*** Opening of Text block ***
I Last Friday, the Straton Watch Company launched a Kickstarter campaign for the Curve-Chrono, a 1970's style racing chronograph, and a line of two-tone leather driving gloves. In the past five days,
it has attracted 255 backers and is well on its way to exceeding its
$15,000 target by a factor of ten. Straton clearly has a good thing
going, and I'm sure many faithful readers are pondering a purchase. I
can see you now, finger poised over the "Back this Project" button,
asking such questions as, "is the
Curve-Chrono as good on the wrist as it is in the photos," "is it worth
my hard-earned cash," and "will those gloves make me look sexy?" Lucky for you, Time Bum has got a set of prototypes in hand, and I am ready to answer all of your questions.

Kyle
Schut, the man behind Straton, is a dedicated gearhead with a passion
for vintage sports cars. His first watch, the Vintage Driver, was a big
chronograph inspired by the dashboard of his beloved Alfa Romeo Alfetta
GT. For the Curve-Chrono, he once again looked to the disco era and this
time drew up a colorful race timer with shades of classic Heuers like
the Carrera, Montreal, and Autiva Viceroy. The watch is a barrel-cased,
two-register chronograph with an internal timing bezel, two screw-down
crowns, a double domed sapphire crystal, and 100m water resistance. Each
comes in a very nice, rust colored leather watch case. That's the easy
stuff. Now it gets complicated, because, in
order to achieve all of his design goals, Kyle has offered an almost
bewildering array of options. I can't imagine the headaches this will
create for order fulfillment, but it it a veritable candy store for the
buyer.
*** Close of Text block ***
*** Opening of Input data ***
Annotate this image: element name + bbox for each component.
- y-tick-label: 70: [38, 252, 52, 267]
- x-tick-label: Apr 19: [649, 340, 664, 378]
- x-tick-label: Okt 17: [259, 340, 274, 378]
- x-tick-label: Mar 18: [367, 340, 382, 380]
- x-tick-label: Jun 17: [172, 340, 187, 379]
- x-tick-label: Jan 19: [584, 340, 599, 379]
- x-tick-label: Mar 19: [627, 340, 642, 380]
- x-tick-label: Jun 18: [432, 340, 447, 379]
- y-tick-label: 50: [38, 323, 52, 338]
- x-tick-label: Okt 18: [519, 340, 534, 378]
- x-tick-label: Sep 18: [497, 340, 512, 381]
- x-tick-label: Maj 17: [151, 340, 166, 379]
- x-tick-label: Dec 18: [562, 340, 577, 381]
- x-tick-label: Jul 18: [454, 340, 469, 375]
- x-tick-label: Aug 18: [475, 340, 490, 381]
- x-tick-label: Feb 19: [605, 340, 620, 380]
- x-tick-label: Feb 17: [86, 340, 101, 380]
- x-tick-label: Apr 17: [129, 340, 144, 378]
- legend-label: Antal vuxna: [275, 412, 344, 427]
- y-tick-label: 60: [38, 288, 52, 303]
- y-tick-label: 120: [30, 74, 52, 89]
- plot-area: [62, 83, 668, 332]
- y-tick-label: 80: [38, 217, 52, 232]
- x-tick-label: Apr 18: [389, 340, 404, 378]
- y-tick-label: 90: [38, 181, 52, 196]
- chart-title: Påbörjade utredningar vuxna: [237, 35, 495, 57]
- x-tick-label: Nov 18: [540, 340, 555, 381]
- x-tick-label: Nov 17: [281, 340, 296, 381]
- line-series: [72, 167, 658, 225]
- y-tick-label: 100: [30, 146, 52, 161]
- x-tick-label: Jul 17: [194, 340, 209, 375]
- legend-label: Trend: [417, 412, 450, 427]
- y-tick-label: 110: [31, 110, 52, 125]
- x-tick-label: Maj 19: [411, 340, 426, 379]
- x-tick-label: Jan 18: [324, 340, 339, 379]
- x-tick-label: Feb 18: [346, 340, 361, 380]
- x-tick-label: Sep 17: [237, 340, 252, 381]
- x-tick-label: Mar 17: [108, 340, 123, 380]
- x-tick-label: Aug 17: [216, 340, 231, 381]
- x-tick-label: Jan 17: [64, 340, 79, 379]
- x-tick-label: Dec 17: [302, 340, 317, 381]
*** Close of Input data ***
§ **What you need to do**
In the Curve-Chrono review, which car's dashboard inspired the Vintage Driver, Kyle Schut's first watch?

§ **Answer for this exercise**
The Alfa Romeo Alfetta GT.